* Texto de leitura *
A renovação da força-tarefa da Lava Jato em Curitiba até outubro de 2021, assinada pelo procurador-geral da República, Augusto Aras, não é uma garantia de avanços no combate à corrupção no país. A Lava Jato passou pelo período de ataques mais intensos em 2020, com parte deles partindo de dentro da própria Procuradoria-Geral da República (PGR). Apesar da renovação da força-tarefa, o caminho em 2021 vai ser difícil e cheio de obstáculos no Congresso, no Supremo Tribunal Federal (STF) e no próprio Ministério Público.
Aras não esconde sua insatisfação com o uso de forças-tarefas no Ministério Público Federal (MPF) e busca alternativas ao modelo. Em setembro, quando venceu o prazo para atuação do grupo em Curitiba, havia o temor de que a força-tarefa pudesse ser dissolvida. Sob pressão, o procurador Deltan Dallagnol, então coordenador da investigação no Paraná, deixou o caso para se dedicar a um problema familiar.
Ao prorrogar a força-tarefa até janeiro de 2021, a PGR fez uma série de críticas ao modelo de investigação e cobrou do Conselho Superior do Ministério Público Federal (CSMPF) a "institucionalização" do combate à corrupção no país – ou seja, a criação de um novo modelo de investigação desses casos. O documento, assinado pelo vice-procurador-geral da República, Humberto Jacques de Medeiros, destacava que as forças-tarefas não podem ser prorrogadas indefinidamente e que os procuradores cedidos por outras unidades fazem falta às suas estruturas de origem.
O uso de forças-tarefas para investigações complexas tem sido alvo de críticas da PGR. Em manifestação assinada no final de junho, Medeiros afirmou que o modelo está esgotado, é desagregador e incompatível com a instituição.

* Informações fornecidas *
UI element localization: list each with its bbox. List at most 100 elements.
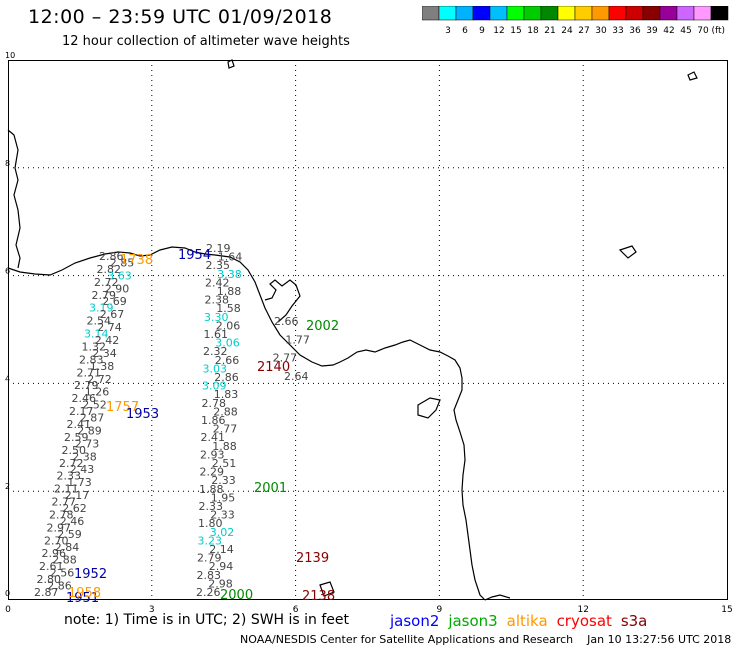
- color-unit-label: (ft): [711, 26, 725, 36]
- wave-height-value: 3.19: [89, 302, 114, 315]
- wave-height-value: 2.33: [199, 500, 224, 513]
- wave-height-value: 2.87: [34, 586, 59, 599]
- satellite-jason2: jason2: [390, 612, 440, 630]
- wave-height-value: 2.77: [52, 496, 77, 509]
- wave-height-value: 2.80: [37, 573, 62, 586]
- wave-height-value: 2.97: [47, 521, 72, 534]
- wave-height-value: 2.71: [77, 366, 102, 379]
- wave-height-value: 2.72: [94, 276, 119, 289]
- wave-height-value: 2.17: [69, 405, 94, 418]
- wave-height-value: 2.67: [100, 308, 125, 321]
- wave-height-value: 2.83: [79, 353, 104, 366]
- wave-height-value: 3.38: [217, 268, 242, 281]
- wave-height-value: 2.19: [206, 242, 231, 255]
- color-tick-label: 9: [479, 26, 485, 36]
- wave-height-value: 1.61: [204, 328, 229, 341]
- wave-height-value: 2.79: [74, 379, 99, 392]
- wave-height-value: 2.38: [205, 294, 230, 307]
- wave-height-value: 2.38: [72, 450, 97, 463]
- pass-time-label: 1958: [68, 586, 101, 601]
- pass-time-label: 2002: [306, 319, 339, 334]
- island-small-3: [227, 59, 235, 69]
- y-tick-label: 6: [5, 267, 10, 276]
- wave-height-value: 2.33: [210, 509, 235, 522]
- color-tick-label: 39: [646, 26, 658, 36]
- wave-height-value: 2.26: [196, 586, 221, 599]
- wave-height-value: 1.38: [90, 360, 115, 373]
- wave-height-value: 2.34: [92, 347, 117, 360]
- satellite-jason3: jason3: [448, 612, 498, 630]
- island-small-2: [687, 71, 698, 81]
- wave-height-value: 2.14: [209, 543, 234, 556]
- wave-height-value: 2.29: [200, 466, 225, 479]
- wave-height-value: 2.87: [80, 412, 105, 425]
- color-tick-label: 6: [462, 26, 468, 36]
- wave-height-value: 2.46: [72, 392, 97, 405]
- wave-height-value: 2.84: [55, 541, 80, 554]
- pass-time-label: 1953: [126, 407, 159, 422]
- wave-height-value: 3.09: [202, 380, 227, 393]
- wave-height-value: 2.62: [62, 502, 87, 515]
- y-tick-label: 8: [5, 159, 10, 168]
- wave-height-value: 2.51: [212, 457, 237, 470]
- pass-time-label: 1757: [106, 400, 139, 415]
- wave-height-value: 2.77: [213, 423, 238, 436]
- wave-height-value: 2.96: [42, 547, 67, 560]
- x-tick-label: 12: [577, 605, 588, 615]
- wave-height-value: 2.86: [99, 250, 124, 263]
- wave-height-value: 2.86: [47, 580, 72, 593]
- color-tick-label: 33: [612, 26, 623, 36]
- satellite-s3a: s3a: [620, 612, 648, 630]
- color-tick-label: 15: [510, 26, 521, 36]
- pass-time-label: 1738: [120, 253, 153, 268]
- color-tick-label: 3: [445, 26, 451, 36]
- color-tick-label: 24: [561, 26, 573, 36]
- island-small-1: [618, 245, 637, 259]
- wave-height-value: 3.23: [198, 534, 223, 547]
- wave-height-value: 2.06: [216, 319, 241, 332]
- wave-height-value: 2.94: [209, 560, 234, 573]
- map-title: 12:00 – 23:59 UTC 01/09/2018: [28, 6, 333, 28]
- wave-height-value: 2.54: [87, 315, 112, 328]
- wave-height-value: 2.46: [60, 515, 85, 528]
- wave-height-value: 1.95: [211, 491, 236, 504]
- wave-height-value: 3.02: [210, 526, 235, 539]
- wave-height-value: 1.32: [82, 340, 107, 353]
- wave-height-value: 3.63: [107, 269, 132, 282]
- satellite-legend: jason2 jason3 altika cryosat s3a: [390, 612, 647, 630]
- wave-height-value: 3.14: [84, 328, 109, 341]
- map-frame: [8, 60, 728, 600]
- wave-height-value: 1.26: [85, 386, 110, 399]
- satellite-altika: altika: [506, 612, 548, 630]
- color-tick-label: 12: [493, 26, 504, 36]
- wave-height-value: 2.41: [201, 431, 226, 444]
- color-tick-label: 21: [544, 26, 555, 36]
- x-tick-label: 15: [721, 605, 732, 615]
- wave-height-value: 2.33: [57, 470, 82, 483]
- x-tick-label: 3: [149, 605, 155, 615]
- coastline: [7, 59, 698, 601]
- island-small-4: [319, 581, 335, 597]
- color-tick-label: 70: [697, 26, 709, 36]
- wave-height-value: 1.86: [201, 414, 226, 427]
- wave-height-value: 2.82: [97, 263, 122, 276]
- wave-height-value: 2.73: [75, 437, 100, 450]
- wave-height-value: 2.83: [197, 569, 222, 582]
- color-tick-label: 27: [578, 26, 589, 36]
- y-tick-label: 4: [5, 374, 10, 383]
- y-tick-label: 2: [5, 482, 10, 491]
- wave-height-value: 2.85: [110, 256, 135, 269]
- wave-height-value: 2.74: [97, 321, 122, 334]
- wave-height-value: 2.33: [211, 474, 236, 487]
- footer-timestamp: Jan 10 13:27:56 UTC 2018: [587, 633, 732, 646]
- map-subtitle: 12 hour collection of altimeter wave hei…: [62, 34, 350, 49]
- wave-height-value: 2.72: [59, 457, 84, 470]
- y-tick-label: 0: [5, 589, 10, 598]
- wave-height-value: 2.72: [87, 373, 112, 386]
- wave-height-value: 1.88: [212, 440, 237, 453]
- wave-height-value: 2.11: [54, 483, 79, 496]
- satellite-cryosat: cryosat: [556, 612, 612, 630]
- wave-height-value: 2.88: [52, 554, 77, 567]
--
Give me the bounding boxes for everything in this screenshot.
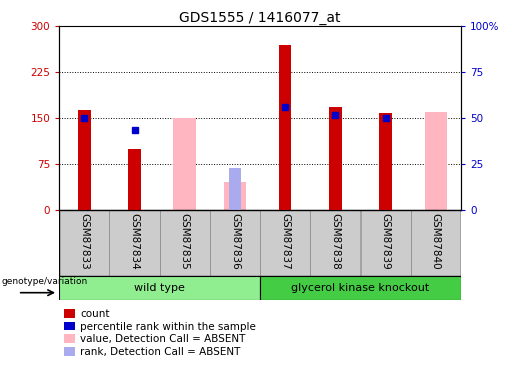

* Instrução dada 1 *
De acordo com o texto sobre a força-tarefa da Lava Jato, quem assinou o documento que prorrogou a força-tarefa até janeiro de 2021?
* Instrução dada 2 *
Retorne, sem nenhuma alteração, o trecho do texto sobre a força-tarefa da Lava Jato que começa em "Aras não esconde" e segue até "um problema familiar.".

* Resultado final 1 *
O vice-procurador-geral da República, Humberto Jacques de Medeiros.

* Resultado final 2 *
Aras não esconde sua insatisfação com o uso de forças-tarefas no Ministério Público Federal (MPF) e busca alternativas ao modelo. Em setembro, quando venceu o prazo para atuação do grupo em Curitiba, havia o temor de que a força-tarefa pudesse ser dissolvida. Sob pressão, o procurador Deltan Dallagnol, então coordenador da investigação no Paraná, deixou o caso para se dedicar a um problema familiar.